(Collection entries)
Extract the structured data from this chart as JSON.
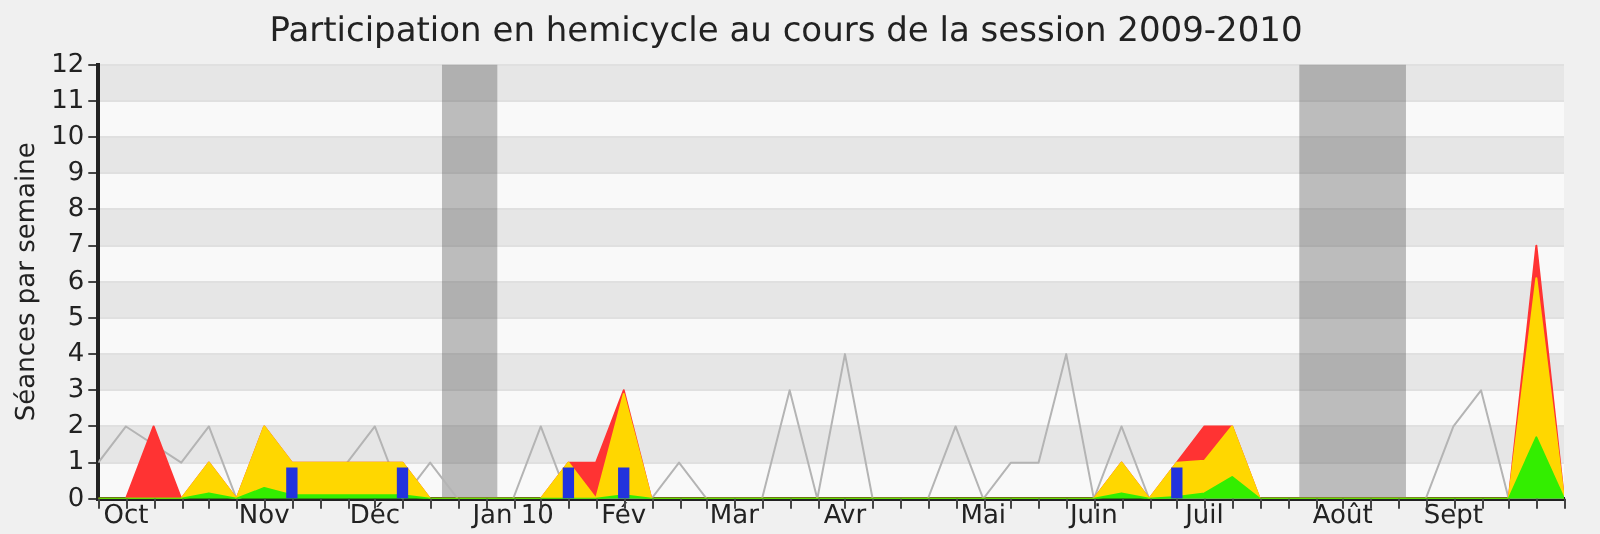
{
  "chart_data": {
    "type": "area",
    "title": "Participation en hemicycle au cours de la session 2009-2010",
    "ylabel": "Séances par semaine",
    "x": [
      "2009-09-24",
      "2009-10-01",
      "2009-10-08",
      "2009-10-15",
      "2009-10-22",
      "2009-10-29",
      "2009-11-05",
      "2009-11-12",
      "2009-11-19",
      "2009-11-26",
      "2009-12-03",
      "2009-12-10",
      "2009-12-17",
      "2009-12-24",
      "2009-12-31",
      "2010-01-07",
      "2010-01-14",
      "2010-01-21",
      "2010-01-28",
      "2010-02-04",
      "2010-02-11",
      "2010-02-18",
      "2010-02-25",
      "2010-03-04",
      "2010-03-11",
      "2010-03-18",
      "2010-03-25",
      "2010-04-01",
      "2010-04-08",
      "2010-04-15",
      "2010-04-22",
      "2010-04-29",
      "2010-05-06",
      "2010-05-13",
      "2010-05-20",
      "2010-05-27",
      "2010-06-03",
      "2010-06-10",
      "2010-06-17",
      "2010-06-24",
      "2010-07-01",
      "2010-07-08",
      "2010-07-15",
      "2010-07-22",
      "2010-07-29",
      "2010-08-05",
      "2010-08-12",
      "2010-08-19",
      "2010-08-26",
      "2010-09-02",
      "2010-09-09",
      "2010-09-16",
      "2010-09-23",
      "2010-09-30"
    ],
    "xlim": [
      "2009-09-24",
      "2010-09-30"
    ],
    "xticks": [
      {
        "value": "2009-09-24",
        "label": null
      },
      {
        "value": "2009-10-01",
        "label": "Oct"
      },
      {
        "value": "2009-10-08",
        "label": null
      },
      {
        "value": "2009-10-15",
        "label": null
      },
      {
        "value": "2009-10-22",
        "label": null
      },
      {
        "value": "2009-10-29",
        "label": null
      },
      {
        "value": "2009-11-05",
        "label": "Nov"
      },
      {
        "value": "2009-11-12",
        "label": null
      },
      {
        "value": "2009-11-19",
        "label": null
      },
      {
        "value": "2009-11-26",
        "label": null
      },
      {
        "value": "2009-12-03",
        "label": "Déc"
      },
      {
        "value": "2009-12-10",
        "label": null
      },
      {
        "value": "2009-12-17",
        "label": null
      },
      {
        "value": "2009-12-24",
        "label": null
      },
      {
        "value": "2009-12-31",
        "label": null
      },
      {
        "value": "2010-01-07",
        "label": "Jan 10"
      },
      {
        "value": "2010-01-14",
        "label": null
      },
      {
        "value": "2010-01-21",
        "label": null
      },
      {
        "value": "2010-01-28",
        "label": null
      },
      {
        "value": "2010-02-04",
        "label": "Fév"
      },
      {
        "value": "2010-02-11",
        "label": null
      },
      {
        "value": "2010-02-18",
        "label": null
      },
      {
        "value": "2010-02-25",
        "label": null
      },
      {
        "value": "2010-03-04",
        "label": "Mar"
      },
      {
        "value": "2010-03-11",
        "label": null
      },
      {
        "value": "2010-03-18",
        "label": null
      },
      {
        "value": "2010-03-25",
        "label": null
      },
      {
        "value": "2010-04-01",
        "label": "Avr"
      },
      {
        "value": "2010-04-08",
        "label": null
      },
      {
        "value": "2010-04-15",
        "label": null
      },
      {
        "value": "2010-04-22",
        "label": null
      },
      {
        "value": "2010-04-29",
        "label": null
      },
      {
        "value": "2010-05-06",
        "label": "Mai"
      },
      {
        "value": "2010-05-13",
        "label": null
      },
      {
        "value": "2010-05-20",
        "label": null
      },
      {
        "value": "2010-05-27",
        "label": null
      },
      {
        "value": "2010-06-03",
        "label": "Juin"
      },
      {
        "value": "2010-06-10",
        "label": null
      },
      {
        "value": "2010-06-17",
        "label": null
      },
      {
        "value": "2010-06-24",
        "label": null
      },
      {
        "value": "2010-07-01",
        "label": "Juil"
      },
      {
        "value": "2010-07-08",
        "label": null
      },
      {
        "value": "2010-07-15",
        "label": null
      },
      {
        "value": "2010-07-22",
        "label": null
      },
      {
        "value": "2010-07-29",
        "label": null
      },
      {
        "value": "2010-08-05",
        "label": "Août"
      },
      {
        "value": "2010-08-12",
        "label": null
      },
      {
        "value": "2010-08-19",
        "label": null
      },
      {
        "value": "2010-08-26",
        "label": null
      },
      {
        "value": "2010-09-02",
        "label": "Sept"
      },
      {
        "value": "2010-09-09",
        "label": null
      },
      {
        "value": "2010-09-16",
        "label": null
      },
      {
        "value": "2010-09-23",
        "label": null
      },
      {
        "value": "2010-09-30",
        "label": null
      }
    ],
    "ylim": [
      0,
      12
    ],
    "yticks": [
      0,
      1,
      2,
      3,
      4,
      5,
      6,
      7,
      8,
      9,
      10,
      11,
      12
    ],
    "grid": "y",
    "legend": false,
    "marker": "none",
    "stacked": true,
    "bands": [
      {
        "axis": "x",
        "from": "2009-12-20",
        "to": "2010-01-03",
        "color": "#545454"
      },
      {
        "axis": "x",
        "from": "2010-07-25",
        "to": "2010-08-21",
        "color": "#545454"
      }
    ],
    "series": [
      {
        "type": "line",
        "color": "#b4b4b4",
        "values": [
          1,
          2,
          null,
          1,
          2,
          0,
          null,
          null,
          null,
          1,
          2,
          0,
          1,
          0,
          0,
          0,
          2,
          0,
          null,
          null,
          0,
          1,
          0,
          0,
          0,
          3,
          0,
          4,
          0,
          0,
          0,
          2,
          0,
          1,
          1,
          4,
          0,
          2,
          0,
          0,
          0,
          0,
          0,
          0,
          0,
          0,
          0,
          0,
          0,
          2,
          3,
          0,
          0,
          0
        ]
      },
      {
        "color": "#33ee00",
        "values": [
          0,
          0,
          0,
          0,
          0.15,
          0,
          0.3,
          0.1,
          0.1,
          0.1,
          0.1,
          0.1,
          0,
          0,
          0,
          0,
          0,
          0,
          0,
          0.1,
          0,
          0,
          0,
          0,
          0,
          0,
          0,
          0,
          0,
          0,
          0,
          0,
          0,
          0,
          0,
          0,
          0,
          0.15,
          0,
          0.05,
          0.15,
          0.6,
          0,
          0,
          0,
          0,
          0,
          0,
          0,
          0,
          0,
          0,
          1.7,
          0
        ]
      },
      {
        "color": "#ffd700",
        "values": [
          0,
          0,
          0,
          0,
          0.85,
          0,
          1.7,
          0.9,
          0.9,
          0.9,
          0.9,
          0.9,
          0,
          0,
          0,
          0,
          0,
          1,
          0,
          2.8,
          0,
          0,
          0,
          0,
          0,
          0,
          0,
          0,
          0,
          0,
          0,
          0,
          0,
          0,
          0,
          0,
          0,
          0.85,
          0,
          0.95,
          0.9,
          1.4,
          0,
          0,
          0,
          0,
          0,
          0,
          0,
          0,
          0,
          0,
          4.4,
          0
        ]
      },
      {
        "color": "#ff3333",
        "values": [
          0,
          0,
          2,
          0,
          0,
          0,
          0,
          0,
          0,
          0,
          0,
          0,
          0,
          0,
          0,
          0,
          0,
          0,
          1,
          0.1,
          0,
          0,
          0,
          0,
          0,
          0,
          0,
          0,
          0,
          0,
          0,
          0,
          0,
          0,
          0,
          0,
          0,
          0,
          0,
          0,
          0.95,
          0,
          0,
          0,
          0,
          0,
          0,
          0,
          0,
          0,
          0,
          0,
          0.9,
          0
        ]
      },
      {
        "type": "bar",
        "color": "#2233dd",
        "values": [
          null,
          null,
          null,
          null,
          null,
          null,
          null,
          0.85,
          null,
          null,
          null,
          0.85,
          null,
          null,
          null,
          null,
          null,
          0.85,
          null,
          0.85,
          null,
          null,
          null,
          null,
          null,
          null,
          null,
          null,
          null,
          null,
          null,
          null,
          null,
          null,
          null,
          null,
          null,
          null,
          null,
          0.85,
          null,
          null,
          null,
          null,
          null,
          null,
          null,
          null,
          null,
          null,
          null,
          null,
          null,
          null
        ]
      }
    ]
  }
}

▸ **EXERCISE REQUIREMENTS**
For each line of the listing that holds the word "color", show that line.

▸ **EXERCISE ANSWER**
        "color": "#545454"
        "color": "#545454"
        "color": "#b4b4b4",
        "color": "#33ee00",
        "color": "#ffd700",
        "color": "#ff3333",
        "color": "#2233dd",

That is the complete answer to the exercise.